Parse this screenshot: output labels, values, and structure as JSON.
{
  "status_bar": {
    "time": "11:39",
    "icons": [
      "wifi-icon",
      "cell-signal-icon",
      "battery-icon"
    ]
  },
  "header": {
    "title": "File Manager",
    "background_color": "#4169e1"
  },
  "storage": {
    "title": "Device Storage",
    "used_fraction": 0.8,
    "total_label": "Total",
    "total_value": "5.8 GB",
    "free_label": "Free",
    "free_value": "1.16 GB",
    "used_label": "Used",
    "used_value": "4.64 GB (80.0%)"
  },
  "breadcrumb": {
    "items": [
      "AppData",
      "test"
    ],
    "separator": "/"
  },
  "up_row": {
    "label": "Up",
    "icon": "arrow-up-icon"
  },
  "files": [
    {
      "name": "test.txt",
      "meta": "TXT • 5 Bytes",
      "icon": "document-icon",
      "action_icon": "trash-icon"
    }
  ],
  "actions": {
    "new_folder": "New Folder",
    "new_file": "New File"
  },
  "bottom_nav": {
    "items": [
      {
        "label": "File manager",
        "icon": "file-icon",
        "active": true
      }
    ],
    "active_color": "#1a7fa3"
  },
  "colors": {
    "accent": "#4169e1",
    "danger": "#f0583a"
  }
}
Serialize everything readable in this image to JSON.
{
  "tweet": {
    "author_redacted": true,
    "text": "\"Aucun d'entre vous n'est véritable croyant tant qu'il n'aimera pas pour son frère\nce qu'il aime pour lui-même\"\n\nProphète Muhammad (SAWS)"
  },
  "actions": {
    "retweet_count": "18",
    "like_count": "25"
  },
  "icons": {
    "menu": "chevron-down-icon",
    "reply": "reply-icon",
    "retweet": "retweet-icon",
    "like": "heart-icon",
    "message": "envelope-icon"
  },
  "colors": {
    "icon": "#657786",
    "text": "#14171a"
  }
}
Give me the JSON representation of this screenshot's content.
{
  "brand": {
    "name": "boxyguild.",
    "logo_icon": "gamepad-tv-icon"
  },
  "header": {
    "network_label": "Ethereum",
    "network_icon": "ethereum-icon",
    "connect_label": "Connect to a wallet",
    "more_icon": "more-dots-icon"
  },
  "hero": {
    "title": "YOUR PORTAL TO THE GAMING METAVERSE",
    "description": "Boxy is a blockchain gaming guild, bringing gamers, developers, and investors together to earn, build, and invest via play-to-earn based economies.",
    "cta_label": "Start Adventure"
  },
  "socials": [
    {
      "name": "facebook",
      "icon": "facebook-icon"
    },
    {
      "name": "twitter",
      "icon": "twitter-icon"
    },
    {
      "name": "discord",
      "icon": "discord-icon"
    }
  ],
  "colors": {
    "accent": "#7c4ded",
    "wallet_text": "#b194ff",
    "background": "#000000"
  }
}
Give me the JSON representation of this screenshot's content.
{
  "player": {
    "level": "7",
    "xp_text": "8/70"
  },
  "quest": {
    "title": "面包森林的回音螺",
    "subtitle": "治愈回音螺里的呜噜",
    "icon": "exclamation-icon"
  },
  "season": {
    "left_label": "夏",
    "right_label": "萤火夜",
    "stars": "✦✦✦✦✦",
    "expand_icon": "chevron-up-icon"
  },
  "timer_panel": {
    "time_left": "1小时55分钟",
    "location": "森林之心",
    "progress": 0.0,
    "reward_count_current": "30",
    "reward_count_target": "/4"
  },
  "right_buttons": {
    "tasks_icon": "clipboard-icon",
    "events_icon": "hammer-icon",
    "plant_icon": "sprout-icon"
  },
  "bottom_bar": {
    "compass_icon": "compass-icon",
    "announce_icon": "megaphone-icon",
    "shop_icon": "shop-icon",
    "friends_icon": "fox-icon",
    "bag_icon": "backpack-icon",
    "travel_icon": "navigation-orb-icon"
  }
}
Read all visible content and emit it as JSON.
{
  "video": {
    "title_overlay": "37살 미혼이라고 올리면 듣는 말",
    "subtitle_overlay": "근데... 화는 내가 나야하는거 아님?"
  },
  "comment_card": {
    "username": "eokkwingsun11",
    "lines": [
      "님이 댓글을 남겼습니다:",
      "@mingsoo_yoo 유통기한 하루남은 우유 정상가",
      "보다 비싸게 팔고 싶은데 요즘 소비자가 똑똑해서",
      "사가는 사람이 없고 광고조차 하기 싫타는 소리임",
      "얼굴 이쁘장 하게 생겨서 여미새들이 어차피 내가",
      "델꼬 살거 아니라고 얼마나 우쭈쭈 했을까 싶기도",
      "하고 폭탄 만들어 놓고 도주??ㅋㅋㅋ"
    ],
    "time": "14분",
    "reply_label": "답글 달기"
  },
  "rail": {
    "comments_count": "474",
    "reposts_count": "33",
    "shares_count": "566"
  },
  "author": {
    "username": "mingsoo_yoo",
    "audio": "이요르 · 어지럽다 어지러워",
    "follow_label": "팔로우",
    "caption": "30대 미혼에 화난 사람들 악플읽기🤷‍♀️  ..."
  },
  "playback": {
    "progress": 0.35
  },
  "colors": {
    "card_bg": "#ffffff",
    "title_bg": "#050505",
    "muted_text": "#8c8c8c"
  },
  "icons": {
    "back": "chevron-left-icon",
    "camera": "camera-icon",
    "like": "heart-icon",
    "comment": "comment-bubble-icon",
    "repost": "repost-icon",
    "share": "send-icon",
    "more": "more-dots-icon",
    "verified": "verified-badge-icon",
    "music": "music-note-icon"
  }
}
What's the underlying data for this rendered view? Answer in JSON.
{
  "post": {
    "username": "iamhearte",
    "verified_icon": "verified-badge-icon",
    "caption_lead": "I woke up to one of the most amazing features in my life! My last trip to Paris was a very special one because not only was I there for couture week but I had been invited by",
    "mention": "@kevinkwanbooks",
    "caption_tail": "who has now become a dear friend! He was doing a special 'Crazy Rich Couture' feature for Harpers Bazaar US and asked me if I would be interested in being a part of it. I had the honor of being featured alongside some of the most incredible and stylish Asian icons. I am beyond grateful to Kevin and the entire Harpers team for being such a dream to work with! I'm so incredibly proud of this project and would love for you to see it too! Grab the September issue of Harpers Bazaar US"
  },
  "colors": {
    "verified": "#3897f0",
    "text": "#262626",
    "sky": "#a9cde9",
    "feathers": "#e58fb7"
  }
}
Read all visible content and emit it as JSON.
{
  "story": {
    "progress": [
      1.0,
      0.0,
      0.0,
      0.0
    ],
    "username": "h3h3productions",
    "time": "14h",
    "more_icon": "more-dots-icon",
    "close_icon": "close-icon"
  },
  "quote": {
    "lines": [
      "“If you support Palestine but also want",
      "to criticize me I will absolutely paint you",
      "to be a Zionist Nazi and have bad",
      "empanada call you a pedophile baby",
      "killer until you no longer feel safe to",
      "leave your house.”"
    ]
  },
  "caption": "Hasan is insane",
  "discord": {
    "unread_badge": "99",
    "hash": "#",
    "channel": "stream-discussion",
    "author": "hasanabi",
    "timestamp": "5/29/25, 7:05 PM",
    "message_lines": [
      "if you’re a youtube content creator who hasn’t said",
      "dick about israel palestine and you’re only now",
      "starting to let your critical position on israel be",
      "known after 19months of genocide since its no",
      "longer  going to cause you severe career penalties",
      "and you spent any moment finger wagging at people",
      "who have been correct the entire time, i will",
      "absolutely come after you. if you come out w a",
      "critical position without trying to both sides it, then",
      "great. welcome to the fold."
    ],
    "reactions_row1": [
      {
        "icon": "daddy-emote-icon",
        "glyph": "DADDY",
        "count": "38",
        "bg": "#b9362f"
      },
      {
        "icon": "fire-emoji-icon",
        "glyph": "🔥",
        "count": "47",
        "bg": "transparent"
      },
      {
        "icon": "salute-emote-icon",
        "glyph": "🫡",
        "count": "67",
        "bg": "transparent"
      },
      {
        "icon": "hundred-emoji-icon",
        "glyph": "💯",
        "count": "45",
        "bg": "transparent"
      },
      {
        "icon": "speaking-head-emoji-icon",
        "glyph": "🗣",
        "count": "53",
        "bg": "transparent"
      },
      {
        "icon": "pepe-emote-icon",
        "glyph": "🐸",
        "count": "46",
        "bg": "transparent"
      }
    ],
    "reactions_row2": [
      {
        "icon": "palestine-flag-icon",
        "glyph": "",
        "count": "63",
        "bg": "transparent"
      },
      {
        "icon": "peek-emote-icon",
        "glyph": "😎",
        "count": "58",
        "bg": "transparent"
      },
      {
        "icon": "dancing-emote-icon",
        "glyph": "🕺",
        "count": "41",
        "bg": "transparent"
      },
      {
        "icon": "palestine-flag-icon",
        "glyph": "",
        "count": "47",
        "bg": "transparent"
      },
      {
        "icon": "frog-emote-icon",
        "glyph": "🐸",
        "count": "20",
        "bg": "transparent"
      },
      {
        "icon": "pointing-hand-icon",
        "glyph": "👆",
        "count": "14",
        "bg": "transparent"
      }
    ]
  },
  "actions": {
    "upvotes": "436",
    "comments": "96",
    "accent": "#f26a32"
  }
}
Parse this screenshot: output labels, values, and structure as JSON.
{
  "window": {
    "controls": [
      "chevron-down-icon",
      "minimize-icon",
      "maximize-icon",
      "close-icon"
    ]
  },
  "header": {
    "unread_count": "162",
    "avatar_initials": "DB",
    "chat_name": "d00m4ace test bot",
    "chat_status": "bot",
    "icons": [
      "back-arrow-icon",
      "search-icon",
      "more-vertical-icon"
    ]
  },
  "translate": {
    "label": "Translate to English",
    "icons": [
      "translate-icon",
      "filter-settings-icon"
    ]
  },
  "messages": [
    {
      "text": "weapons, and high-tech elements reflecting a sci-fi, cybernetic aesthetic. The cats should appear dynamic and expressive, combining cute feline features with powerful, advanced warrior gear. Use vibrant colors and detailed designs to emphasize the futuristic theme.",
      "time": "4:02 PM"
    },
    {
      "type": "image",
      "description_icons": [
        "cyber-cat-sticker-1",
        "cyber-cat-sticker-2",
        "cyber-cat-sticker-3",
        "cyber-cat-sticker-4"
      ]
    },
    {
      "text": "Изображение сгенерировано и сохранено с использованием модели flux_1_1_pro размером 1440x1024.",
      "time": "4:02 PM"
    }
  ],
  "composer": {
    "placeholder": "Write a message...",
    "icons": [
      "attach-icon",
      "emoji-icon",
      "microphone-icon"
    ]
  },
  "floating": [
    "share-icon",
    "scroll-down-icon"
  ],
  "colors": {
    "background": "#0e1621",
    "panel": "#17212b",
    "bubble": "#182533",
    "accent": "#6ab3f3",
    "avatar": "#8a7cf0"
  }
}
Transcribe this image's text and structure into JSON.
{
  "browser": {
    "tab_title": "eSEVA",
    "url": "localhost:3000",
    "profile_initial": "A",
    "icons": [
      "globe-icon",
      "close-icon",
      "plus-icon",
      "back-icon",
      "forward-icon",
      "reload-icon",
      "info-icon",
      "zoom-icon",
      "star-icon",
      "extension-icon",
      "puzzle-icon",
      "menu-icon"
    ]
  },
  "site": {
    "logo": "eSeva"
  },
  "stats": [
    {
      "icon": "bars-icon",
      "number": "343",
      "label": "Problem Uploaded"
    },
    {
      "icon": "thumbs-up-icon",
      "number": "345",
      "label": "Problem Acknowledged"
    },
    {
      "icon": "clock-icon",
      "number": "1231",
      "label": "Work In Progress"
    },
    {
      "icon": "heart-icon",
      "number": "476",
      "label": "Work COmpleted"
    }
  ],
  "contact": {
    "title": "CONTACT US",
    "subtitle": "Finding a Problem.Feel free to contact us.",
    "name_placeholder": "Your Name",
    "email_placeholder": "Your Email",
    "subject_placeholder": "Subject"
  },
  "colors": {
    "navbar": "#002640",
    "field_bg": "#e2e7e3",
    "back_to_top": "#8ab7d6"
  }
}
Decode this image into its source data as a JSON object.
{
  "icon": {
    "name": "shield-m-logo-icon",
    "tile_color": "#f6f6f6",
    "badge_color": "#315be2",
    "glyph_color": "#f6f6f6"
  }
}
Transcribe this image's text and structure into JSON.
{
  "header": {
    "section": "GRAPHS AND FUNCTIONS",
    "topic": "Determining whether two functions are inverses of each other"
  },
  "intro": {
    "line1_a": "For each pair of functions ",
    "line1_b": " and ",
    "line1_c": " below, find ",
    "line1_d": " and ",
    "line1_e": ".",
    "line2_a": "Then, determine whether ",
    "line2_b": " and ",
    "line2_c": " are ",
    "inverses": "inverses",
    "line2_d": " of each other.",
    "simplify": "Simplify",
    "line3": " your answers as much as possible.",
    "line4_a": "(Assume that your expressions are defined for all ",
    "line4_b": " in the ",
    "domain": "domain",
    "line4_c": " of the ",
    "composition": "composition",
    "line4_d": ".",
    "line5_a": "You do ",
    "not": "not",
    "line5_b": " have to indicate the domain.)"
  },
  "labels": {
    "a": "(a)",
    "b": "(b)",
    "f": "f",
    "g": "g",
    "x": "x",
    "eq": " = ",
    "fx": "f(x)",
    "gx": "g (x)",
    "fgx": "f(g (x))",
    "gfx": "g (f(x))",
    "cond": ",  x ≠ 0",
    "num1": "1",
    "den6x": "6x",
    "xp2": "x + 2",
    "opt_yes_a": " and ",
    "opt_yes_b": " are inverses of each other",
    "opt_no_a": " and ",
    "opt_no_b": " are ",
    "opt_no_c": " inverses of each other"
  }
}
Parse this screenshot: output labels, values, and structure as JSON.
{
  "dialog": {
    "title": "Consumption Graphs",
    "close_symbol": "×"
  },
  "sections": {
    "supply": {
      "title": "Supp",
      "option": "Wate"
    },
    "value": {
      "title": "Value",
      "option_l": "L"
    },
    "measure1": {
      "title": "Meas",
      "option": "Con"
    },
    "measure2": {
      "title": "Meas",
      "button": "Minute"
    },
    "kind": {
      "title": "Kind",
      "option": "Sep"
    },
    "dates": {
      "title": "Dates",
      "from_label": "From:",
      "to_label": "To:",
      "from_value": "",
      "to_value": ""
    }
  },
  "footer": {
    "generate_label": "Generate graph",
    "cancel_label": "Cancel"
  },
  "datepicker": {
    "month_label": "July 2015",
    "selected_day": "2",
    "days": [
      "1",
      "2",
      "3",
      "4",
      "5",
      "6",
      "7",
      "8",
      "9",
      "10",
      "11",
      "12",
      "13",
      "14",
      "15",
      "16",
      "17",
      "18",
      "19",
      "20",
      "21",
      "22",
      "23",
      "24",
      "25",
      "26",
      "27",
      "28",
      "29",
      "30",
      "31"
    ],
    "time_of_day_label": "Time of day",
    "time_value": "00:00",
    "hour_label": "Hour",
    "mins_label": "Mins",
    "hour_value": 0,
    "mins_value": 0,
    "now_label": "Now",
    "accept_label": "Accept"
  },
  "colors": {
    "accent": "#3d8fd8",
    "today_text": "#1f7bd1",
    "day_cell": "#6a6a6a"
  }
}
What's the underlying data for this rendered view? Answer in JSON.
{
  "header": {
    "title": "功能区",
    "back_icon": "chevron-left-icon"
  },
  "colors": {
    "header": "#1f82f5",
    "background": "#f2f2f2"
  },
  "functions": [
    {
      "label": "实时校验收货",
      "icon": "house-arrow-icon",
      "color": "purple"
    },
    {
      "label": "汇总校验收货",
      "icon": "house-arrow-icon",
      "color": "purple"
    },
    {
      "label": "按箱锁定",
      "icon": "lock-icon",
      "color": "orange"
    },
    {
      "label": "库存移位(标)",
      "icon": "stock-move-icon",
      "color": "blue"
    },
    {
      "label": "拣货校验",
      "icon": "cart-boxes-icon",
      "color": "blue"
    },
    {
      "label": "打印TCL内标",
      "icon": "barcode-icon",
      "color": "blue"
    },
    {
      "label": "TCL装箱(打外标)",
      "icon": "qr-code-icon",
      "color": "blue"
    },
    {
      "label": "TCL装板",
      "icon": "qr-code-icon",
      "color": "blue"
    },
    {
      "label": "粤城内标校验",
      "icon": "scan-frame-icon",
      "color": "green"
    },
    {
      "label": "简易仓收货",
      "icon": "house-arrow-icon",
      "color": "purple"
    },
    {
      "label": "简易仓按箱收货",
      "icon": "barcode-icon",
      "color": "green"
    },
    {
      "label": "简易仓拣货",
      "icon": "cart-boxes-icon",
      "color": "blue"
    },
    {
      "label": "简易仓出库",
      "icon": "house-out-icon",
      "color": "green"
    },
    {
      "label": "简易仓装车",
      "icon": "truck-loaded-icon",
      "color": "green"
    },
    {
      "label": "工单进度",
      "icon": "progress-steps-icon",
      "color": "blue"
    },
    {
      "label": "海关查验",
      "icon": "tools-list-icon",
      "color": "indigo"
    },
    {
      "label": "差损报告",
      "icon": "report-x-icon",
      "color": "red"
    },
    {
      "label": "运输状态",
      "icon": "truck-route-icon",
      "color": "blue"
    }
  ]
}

━━━━

**Task to carry out:**
How many lines in the records above contain the word "only"? Reply with the number alone.

**Exercise solution:**
2